(Extracted records)
* * * * * * *

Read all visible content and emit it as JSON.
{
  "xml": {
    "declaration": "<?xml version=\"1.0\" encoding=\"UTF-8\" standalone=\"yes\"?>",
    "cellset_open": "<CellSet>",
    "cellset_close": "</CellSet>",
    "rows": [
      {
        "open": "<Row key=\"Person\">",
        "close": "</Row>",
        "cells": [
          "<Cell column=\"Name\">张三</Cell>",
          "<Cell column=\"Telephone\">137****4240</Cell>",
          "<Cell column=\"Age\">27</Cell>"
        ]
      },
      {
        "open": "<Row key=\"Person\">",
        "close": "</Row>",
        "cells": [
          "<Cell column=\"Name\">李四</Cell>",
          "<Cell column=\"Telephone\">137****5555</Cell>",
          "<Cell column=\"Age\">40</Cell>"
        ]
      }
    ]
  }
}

* * * * * * *

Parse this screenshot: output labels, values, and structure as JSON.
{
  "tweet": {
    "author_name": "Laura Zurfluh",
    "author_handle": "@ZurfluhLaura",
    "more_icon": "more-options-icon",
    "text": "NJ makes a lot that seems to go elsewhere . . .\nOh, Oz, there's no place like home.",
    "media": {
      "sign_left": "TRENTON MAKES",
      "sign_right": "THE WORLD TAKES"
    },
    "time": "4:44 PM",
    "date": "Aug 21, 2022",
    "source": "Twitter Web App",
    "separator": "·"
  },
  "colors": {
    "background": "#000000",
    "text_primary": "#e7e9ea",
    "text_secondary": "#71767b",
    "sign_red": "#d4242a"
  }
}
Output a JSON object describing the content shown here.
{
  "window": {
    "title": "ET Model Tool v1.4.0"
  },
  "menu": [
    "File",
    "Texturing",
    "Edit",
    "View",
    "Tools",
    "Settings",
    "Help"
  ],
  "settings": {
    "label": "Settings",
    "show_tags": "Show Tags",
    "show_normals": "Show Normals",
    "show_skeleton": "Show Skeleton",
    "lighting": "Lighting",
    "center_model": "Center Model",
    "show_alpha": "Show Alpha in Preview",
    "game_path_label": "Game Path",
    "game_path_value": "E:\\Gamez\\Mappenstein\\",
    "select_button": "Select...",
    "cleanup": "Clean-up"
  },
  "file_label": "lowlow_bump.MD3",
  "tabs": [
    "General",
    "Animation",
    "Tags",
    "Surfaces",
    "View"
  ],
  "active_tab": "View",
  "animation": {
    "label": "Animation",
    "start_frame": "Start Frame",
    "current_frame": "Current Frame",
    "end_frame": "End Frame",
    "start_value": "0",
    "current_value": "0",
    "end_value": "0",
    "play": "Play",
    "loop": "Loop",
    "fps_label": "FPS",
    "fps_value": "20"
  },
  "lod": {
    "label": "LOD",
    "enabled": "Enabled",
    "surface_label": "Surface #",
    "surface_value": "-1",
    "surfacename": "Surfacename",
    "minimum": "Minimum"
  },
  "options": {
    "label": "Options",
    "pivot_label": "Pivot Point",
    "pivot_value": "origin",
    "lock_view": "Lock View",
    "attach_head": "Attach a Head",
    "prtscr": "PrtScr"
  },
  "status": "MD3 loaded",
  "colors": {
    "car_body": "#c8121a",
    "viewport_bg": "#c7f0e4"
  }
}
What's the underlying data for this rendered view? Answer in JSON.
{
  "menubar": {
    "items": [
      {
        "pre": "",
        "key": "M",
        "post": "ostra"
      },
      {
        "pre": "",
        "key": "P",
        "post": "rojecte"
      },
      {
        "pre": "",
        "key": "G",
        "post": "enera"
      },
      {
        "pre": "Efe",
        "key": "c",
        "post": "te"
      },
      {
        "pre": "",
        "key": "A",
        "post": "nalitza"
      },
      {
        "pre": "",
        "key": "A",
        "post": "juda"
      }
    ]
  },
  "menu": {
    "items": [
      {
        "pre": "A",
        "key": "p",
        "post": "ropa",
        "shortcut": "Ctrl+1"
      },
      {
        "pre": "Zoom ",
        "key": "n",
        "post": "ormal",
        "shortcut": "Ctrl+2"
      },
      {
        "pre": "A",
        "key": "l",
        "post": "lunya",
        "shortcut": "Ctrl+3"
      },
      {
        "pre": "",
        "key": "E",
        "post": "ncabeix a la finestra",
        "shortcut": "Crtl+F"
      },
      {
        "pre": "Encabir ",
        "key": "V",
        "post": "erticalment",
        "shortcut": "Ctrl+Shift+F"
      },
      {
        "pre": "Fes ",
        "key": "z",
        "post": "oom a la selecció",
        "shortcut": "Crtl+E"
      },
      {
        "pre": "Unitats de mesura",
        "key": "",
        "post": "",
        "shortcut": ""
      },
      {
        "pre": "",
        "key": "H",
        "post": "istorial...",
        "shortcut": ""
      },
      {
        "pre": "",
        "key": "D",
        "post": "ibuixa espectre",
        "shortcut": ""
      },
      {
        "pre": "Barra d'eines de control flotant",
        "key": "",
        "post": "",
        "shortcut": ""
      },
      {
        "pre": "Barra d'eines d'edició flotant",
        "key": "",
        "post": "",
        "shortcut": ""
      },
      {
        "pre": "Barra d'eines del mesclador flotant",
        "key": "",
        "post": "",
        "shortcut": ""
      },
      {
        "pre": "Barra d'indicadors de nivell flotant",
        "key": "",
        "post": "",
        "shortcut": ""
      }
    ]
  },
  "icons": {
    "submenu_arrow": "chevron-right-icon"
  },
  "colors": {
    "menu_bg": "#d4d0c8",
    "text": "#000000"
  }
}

* * * * * * *

_What you will do_
Count the lines that include the word "column" and state the result as a bare number.

_Completed task_
6